▶ _Entries supplied_

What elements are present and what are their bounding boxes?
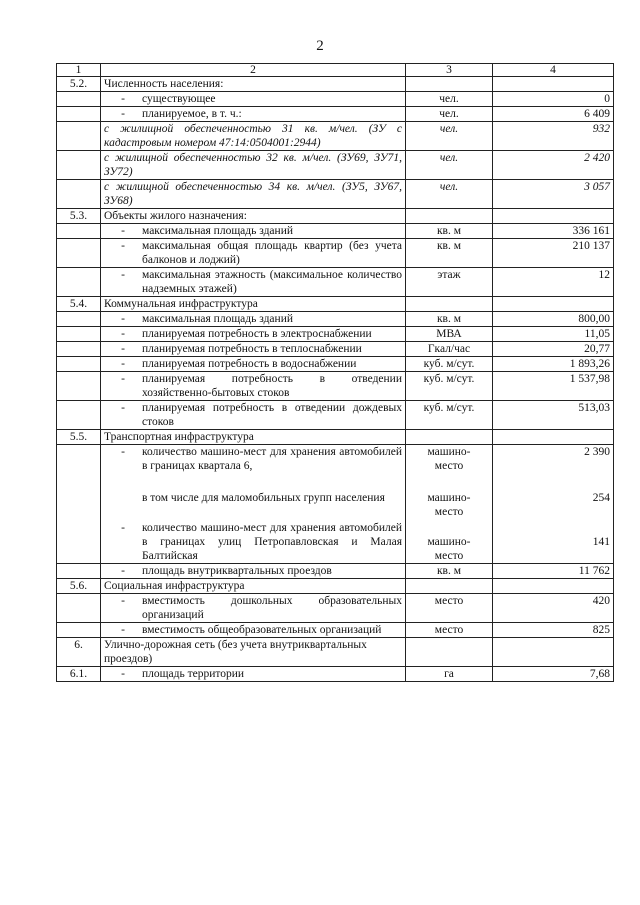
value-cell: 0: [493, 92, 614, 107]
row-description-cell: [101, 268, 406, 297]
value-cell: 336 161: [493, 224, 614, 239]
unit-text: машино-место: [427, 536, 471, 562]
unit-cell: куб. м/сут.: [406, 372, 493, 401]
table-row: [57, 239, 614, 268]
row-text: количество машино-мест для хранения автомобилей в границах квартала 6,: [142, 446, 402, 472]
list-item: [104, 564, 402, 578]
list-item: [104, 594, 402, 622]
row-description-cell: [101, 564, 406, 579]
row-text: планируемая потребность в электроснабжении: [142, 328, 372, 340]
row-description-cell: [101, 224, 406, 239]
list-item: [104, 372, 402, 400]
section-row: [57, 77, 614, 92]
unit-cell: [406, 209, 493, 224]
row-description-cell: [101, 342, 406, 357]
value-cell: 12: [493, 268, 614, 297]
page-number: 2: [316, 38, 324, 54]
row-text: площадь территории: [142, 668, 245, 680]
row-description-cell: [101, 372, 406, 401]
table-row: [57, 372, 614, 401]
unit-cell: куб. м/сут.: [406, 357, 493, 372]
unit-cell: [406, 579, 493, 594]
value-cell: 3 057: [493, 180, 614, 209]
header-cell: 3: [406, 64, 493, 77]
list-item: [104, 312, 402, 326]
list-dash: -: [121, 595, 125, 607]
row-text: планируемая потребность в отведении дождевых стоков: [142, 402, 402, 428]
row-text: количество машино-мест для хранения автомобилей в границах улиц Петропавловская и Малая Балтийская: [142, 522, 402, 562]
value-cell: 1 893,26: [493, 357, 614, 372]
list-item: [104, 521, 402, 563]
row-number: [57, 327, 101, 342]
unit-cell: чел.: [406, 180, 493, 209]
section-title: Социальная инфраструктура: [101, 579, 406, 594]
row-text-italic: с жилищной обеспеченностью 32 кв. м/чел. (ЗУ69, ЗУ71, ЗУ72): [101, 151, 406, 180]
row-number: [57, 268, 101, 297]
value-cell: 210 137: [493, 239, 614, 268]
list-item: [104, 224, 402, 238]
row-number: [57, 122, 101, 151]
value-cell: 932: [493, 122, 614, 151]
row-number: [57, 445, 101, 564]
unit-cell: [406, 430, 493, 445]
value-cell: 513,03: [493, 401, 614, 430]
list-item: [104, 327, 402, 341]
list-dash: -: [121, 668, 125, 680]
row-description-cell: [101, 312, 406, 327]
section-title: Объекты жилого назначения:: [101, 209, 406, 224]
section-title: Транспортная инфраструктура: [101, 430, 406, 445]
row-text-italic: с жилищной обеспеченностью 31 кв. м/чел. (ЗУ с кадастровым номером 47:14:0504001:2944): [101, 122, 406, 151]
row-number: [57, 401, 101, 430]
value-cell: 20,77: [493, 342, 614, 357]
unit-cell: кв. м: [406, 312, 493, 327]
list-dash: -: [121, 522, 125, 534]
row-number: 5.3.: [57, 209, 101, 224]
unit-cell: [406, 638, 493, 667]
row-number: [57, 151, 101, 180]
row-text: вместимость общеобразовательных организаций: [142, 624, 382, 636]
list-item: [104, 342, 402, 356]
row-number: [57, 312, 101, 327]
unit-cell: га: [406, 667, 493, 682]
table-header-row: [57, 64, 614, 77]
value-text: 2 390: [584, 446, 610, 458]
row-text: существующее: [142, 93, 216, 105]
table-row: [57, 268, 614, 297]
list-dash: -: [121, 624, 125, 636]
list-item: [104, 445, 402, 473]
value-cell: 11,05: [493, 327, 614, 342]
header-cell: 4: [493, 64, 614, 77]
unit-cell: кв. м: [406, 239, 493, 268]
value-cell: 1 537,98: [493, 372, 614, 401]
table-row: [57, 594, 614, 623]
table-row: [57, 151, 614, 180]
row-description-cell: [101, 594, 406, 623]
row-number: 5.4.: [57, 297, 101, 312]
list-item: [104, 401, 402, 429]
table-row: [57, 623, 614, 638]
list-dash: -: [121, 402, 125, 414]
value-cell: [493, 297, 614, 312]
list-dash: -: [121, 373, 125, 385]
row-text: вместимость дошкольных образовательных организаций: [142, 595, 402, 621]
unit-text: машино-место: [427, 492, 471, 518]
table-row: [57, 180, 614, 209]
value-cell: [493, 638, 614, 667]
unit-cell: куб. м/сут.: [406, 401, 493, 430]
list-item: [104, 357, 402, 371]
value-cell: [493, 77, 614, 92]
unit-cell: чел.: [406, 92, 493, 107]
unit-text: машино-место: [427, 446, 471, 472]
row-number: [57, 372, 101, 401]
row-text: максимальная общая площадь квартир (без учета балконов и лоджий): [142, 240, 402, 266]
list-item: [104, 667, 402, 681]
row-text: максимальная этажность (максимальное количество надземных этажей): [142, 269, 402, 295]
table-row: [57, 224, 614, 239]
unit-cell: [406, 297, 493, 312]
row-description-cell: [101, 401, 406, 430]
list-dash: -: [121, 269, 125, 281]
row-number: [57, 239, 101, 268]
indicators-table: [56, 63, 614, 682]
list-dash: -: [121, 328, 125, 340]
list-dash: -: [121, 343, 125, 355]
row-text: планируемое, в т. ч.:: [142, 108, 242, 120]
row-description-cell: [101, 623, 406, 638]
row-number: 5.5.: [57, 430, 101, 445]
row-description-cell: [101, 327, 406, 342]
unit-cell: место: [406, 594, 493, 623]
row-text: в том числе для маломобильных групп населения: [142, 492, 385, 504]
table-row: [57, 401, 614, 430]
row-number: [57, 92, 101, 107]
row-text: площадь внутриквартальных проездов: [142, 565, 332, 577]
value-text: 141: [592, 536, 610, 548]
section-title: Численность населения:: [101, 77, 406, 92]
value-cell: 825: [493, 623, 614, 638]
row-number: [57, 357, 101, 372]
table-row: [57, 327, 614, 342]
list-dash: -: [121, 108, 125, 120]
row-number: 6.1.: [57, 667, 101, 682]
unit-cell: этаж: [406, 268, 493, 297]
value-cell: 11 762: [493, 564, 614, 579]
table-row: [57, 667, 614, 682]
value-cell: 7,68: [493, 667, 614, 682]
header-cell: 2: [101, 64, 406, 77]
unit-cell: чел.: [406, 151, 493, 180]
section-row: [57, 638, 614, 667]
table-row: [57, 357, 614, 372]
table-row: [57, 92, 614, 107]
section-title: Коммунальная инфраструктура: [101, 297, 406, 312]
value-text: 254: [592, 492, 610, 504]
value-cell: 800,00: [493, 312, 614, 327]
row-number: [57, 180, 101, 209]
value-cell: [493, 209, 614, 224]
row-description-cell: [101, 107, 406, 122]
section-row: [57, 297, 614, 312]
list-item: [104, 491, 402, 505]
section-row: [57, 430, 614, 445]
section-row: [57, 209, 614, 224]
row-number: [57, 107, 101, 122]
row-description-cell: [101, 239, 406, 268]
row-description-cell: [101, 667, 406, 682]
list-dash: -: [121, 225, 125, 237]
row-description-cell: [101, 445, 406, 564]
unit-cell: Гкал/час: [406, 342, 493, 357]
row-text-italic: с жилищной обеспеченностью 34 кв. м/чел. (ЗУ5, ЗУ67, ЗУ68): [101, 180, 406, 209]
parking-row: [57, 445, 614, 564]
value-cell: [493, 445, 614, 564]
list-item: [104, 623, 402, 637]
table-row: [57, 342, 614, 357]
unit-cell: [406, 77, 493, 92]
list-dash: -: [121, 358, 125, 370]
row-number: [57, 224, 101, 239]
list-dash: -: [121, 313, 125, 325]
table-row: [57, 564, 614, 579]
table-row: [57, 312, 614, 327]
list-dash: [104, 491, 142, 505]
unit-cell: чел.: [406, 122, 493, 151]
row-number: 6.: [57, 638, 101, 667]
unit-cell: кв. м: [406, 564, 493, 579]
row-text: планируемая потребность в отведении хозяйственно-бытовых стоков: [142, 373, 402, 399]
list-dash: -: [121, 565, 125, 577]
row-text: максимальная площадь зданий: [142, 313, 293, 325]
value-cell: [493, 430, 614, 445]
row-number: [57, 342, 101, 357]
table-row: [57, 122, 614, 151]
unit-cell: МВА: [406, 327, 493, 342]
unit-cell: чел.: [406, 107, 493, 122]
row-description-cell: [101, 357, 406, 372]
value-cell: 6 409: [493, 107, 614, 122]
row-number: 5.2.: [57, 77, 101, 92]
section-title: Улично-дорожная сеть (без учета внутриквартальных проездов): [101, 638, 406, 667]
unit-cell: место: [406, 623, 493, 638]
table-row: [57, 107, 614, 122]
list-item: [104, 239, 402, 267]
row-number: [57, 594, 101, 623]
row-number: 5.6.: [57, 579, 101, 594]
list-item: [104, 107, 402, 121]
row-description-cell: [101, 92, 406, 107]
list-dash: -: [121, 240, 125, 252]
row-text: планируемая потребность в водоснабжении: [142, 358, 357, 370]
row-text: планируемая потребность в теплоснабжении: [142, 343, 362, 355]
value-cell: 420: [493, 594, 614, 623]
value-cell: [493, 579, 614, 594]
unit-cell: кв. м: [406, 224, 493, 239]
list-item: [104, 92, 402, 106]
unit-cell: [406, 445, 493, 564]
row-number: [57, 564, 101, 579]
section-row: [57, 579, 614, 594]
list-item: [104, 268, 402, 296]
row-text: максимальная площадь зданий: [142, 225, 293, 237]
row-number: [57, 623, 101, 638]
list-dash: -: [121, 93, 125, 105]
value-cell: 2 420: [493, 151, 614, 180]
header-cell: 1: [57, 64, 101, 77]
list-dash: -: [121, 446, 125, 458]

▶ _What this task involves_
Can you arrange the part of the material that opens with the line containing "value-cell: 0: [493, 92, 614, 107]" and closes with the line containing "table-row: [57, 239, 614, 268]", both of those lines included, as a numbered list with any blank lines left out?

▶ _Answer to the problem_
1. value-cell: 0: [493, 92, 614, 107]
2. row-description-cell: [101, 268, 406, 297]
3. value-cell: 336 161: [493, 224, 614, 239]
4. unit-text: машино-место: [427, 536, 471, 562]
5. unit-cell: куб. м/сут.: [406, 372, 493, 401]
6. table-row: [57, 239, 614, 268]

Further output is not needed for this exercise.